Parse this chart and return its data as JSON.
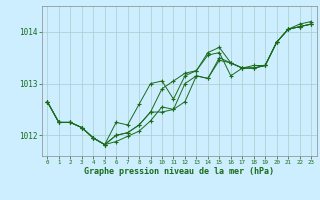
{
  "xlabel": "Graphe pression niveau de la mer (hPa)",
  "xlim": [
    -0.5,
    23.5
  ],
  "ylim": [
    1011.6,
    1014.5
  ],
  "yticks": [
    1012,
    1013,
    1014
  ],
  "xticks": [
    0,
    1,
    2,
    3,
    4,
    5,
    6,
    7,
    8,
    9,
    10,
    11,
    12,
    13,
    14,
    15,
    16,
    17,
    18,
    19,
    20,
    21,
    22,
    23
  ],
  "background_color": "#cceeff",
  "grid_color": "#aacccc",
  "line_color": "#1a6b1a",
  "marker": "+",
  "series": [
    [
      1012.65,
      1012.25,
      1012.25,
      1012.15,
      1011.95,
      1011.82,
      1011.88,
      1011.98,
      1012.08,
      1012.28,
      1012.55,
      1012.5,
      1012.65,
      1013.15,
      1013.1,
      1013.5,
      1013.4,
      1013.3,
      1013.3,
      1013.35,
      1013.8,
      1014.05,
      1014.1,
      1014.15
    ],
    [
      1012.65,
      1012.25,
      1012.25,
      1012.15,
      1011.95,
      1011.82,
      1012.25,
      1012.2,
      1012.6,
      1013.0,
      1013.05,
      1012.7,
      1013.15,
      1013.25,
      1013.55,
      1013.6,
      1013.15,
      1013.3,
      1013.3,
      1013.35,
      1013.8,
      1014.05,
      1014.1,
      1014.15
    ],
    [
      1012.65,
      1012.25,
      1012.25,
      1012.15,
      1011.95,
      1011.82,
      1012.0,
      1012.05,
      1012.2,
      1012.45,
      1012.9,
      1013.05,
      1013.2,
      1013.25,
      1013.6,
      1013.7,
      1013.4,
      1013.3,
      1013.35,
      1013.35,
      1013.8,
      1014.05,
      1014.15,
      1014.2
    ],
    [
      1012.65,
      1012.25,
      1012.25,
      1012.15,
      1011.95,
      1011.82,
      1012.0,
      1012.05,
      1012.2,
      1012.45,
      1012.45,
      1012.5,
      1013.0,
      1013.15,
      1013.1,
      1013.45,
      1013.4,
      1013.3,
      1013.3,
      1013.35,
      1013.8,
      1014.05,
      1014.1,
      1014.15
    ]
  ]
}
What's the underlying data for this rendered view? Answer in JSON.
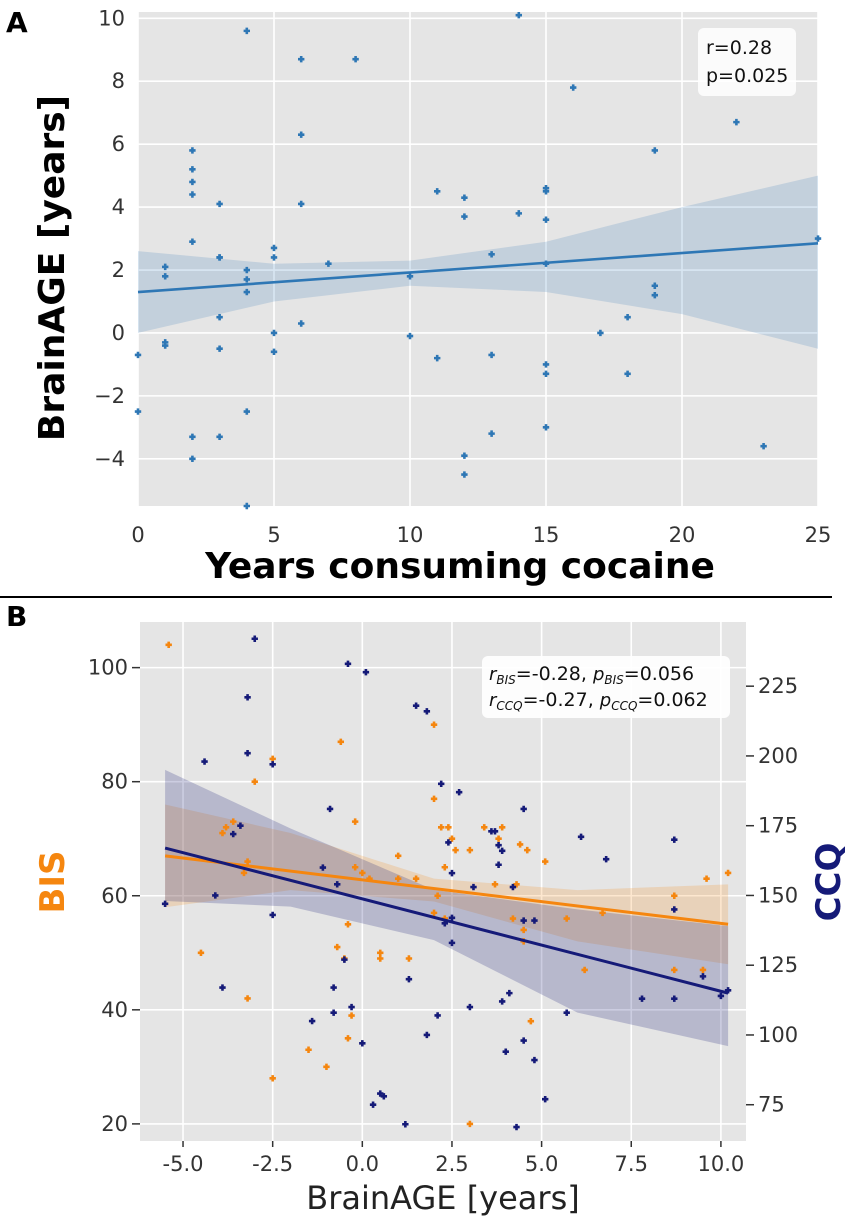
++++++++++
AIM - Would you return the data exactly as written, without the pictures?

THE RESULT -
Parse this chart and return its data as JSON.
{
  "xlabel": "Graphe pression niveau de la mer (hPa)",
  "xlim": [
    -0.5,
    23.5
  ],
  "ylim": [
    1011.6,
    1014.5
  ],
  "yticks": [
    1012,
    1013,
    1014
  ],
  "xticks": [
    0,
    1,
    2,
    3,
    4,
    5,
    6,
    7,
    8,
    9,
    10,
    11,
    12,
    13,
    14,
    15,
    16,
    17,
    18,
    19,
    20,
    21,
    22,
    23
  ],
  "background_color": "#cceeff",
  "grid_color": "#aacccc",
  "line_color": "#1a6b1a",
  "marker": "+",
  "series": [
    [
      1012.65,
      1012.25,
      1012.25,
      1012.15,
      1011.95,
      1011.82,
      1011.88,
      1011.98,
      1012.08,
      1012.28,
      1012.55,
      1012.5,
      1012.65,
      1013.15,
      1013.1,
      1013.5,
      1013.4,
      1013.3,
      1013.3,
      1013.35,
      1013.8,
      1014.05,
      1014.1,
      1014.15
    ],
    [
      1012.65,
      1012.25,
      1012.25,
      1012.15,
      1011.95,
      1011.82,
      1012.25,
      1012.2,
      1012.6,
      1013.0,
      1013.05,
      1012.7,
      1013.15,
      1013.25,
      1013.55,
      1013.6,
      1013.15,
      1013.3,
      1013.3,
      1013.35,
      1013.8,
      1014.05,
      1014.1,
      1014.15
    ],
    [
      1012.65,
      1012.25,
      1012.25,
      1012.15,
      1011.95,
      1011.82,
      1012.0,
      1012.05,
      1012.2,
      1012.45,
      1012.9,
      1013.05,
      1013.2,
      1013.25,
      1013.6,
      1013.7,
      1013.4,
      1013.3,
      1013.35,
      1013.35,
      1013.8,
      1014.05,
      1014.15,
      1014.2
    ],
    [
      1012.65,
      1012.25,
      1012.25,
      1012.15,
      1011.95,
      1011.82,
      1012.0,
      1012.05,
      1012.2,
      1012.45,
      1012.45,
      1012.5,
      1013.0,
      1013.15,
      1013.1,
      1013.45,
      1013.4,
      1013.3,
      1013.3,
      1013.35,
      1013.8,
      1014.05,
      1014.1,
      1014.15
    ]
  ]
}
What's the underlying data for this rendered view? Answer in JSON.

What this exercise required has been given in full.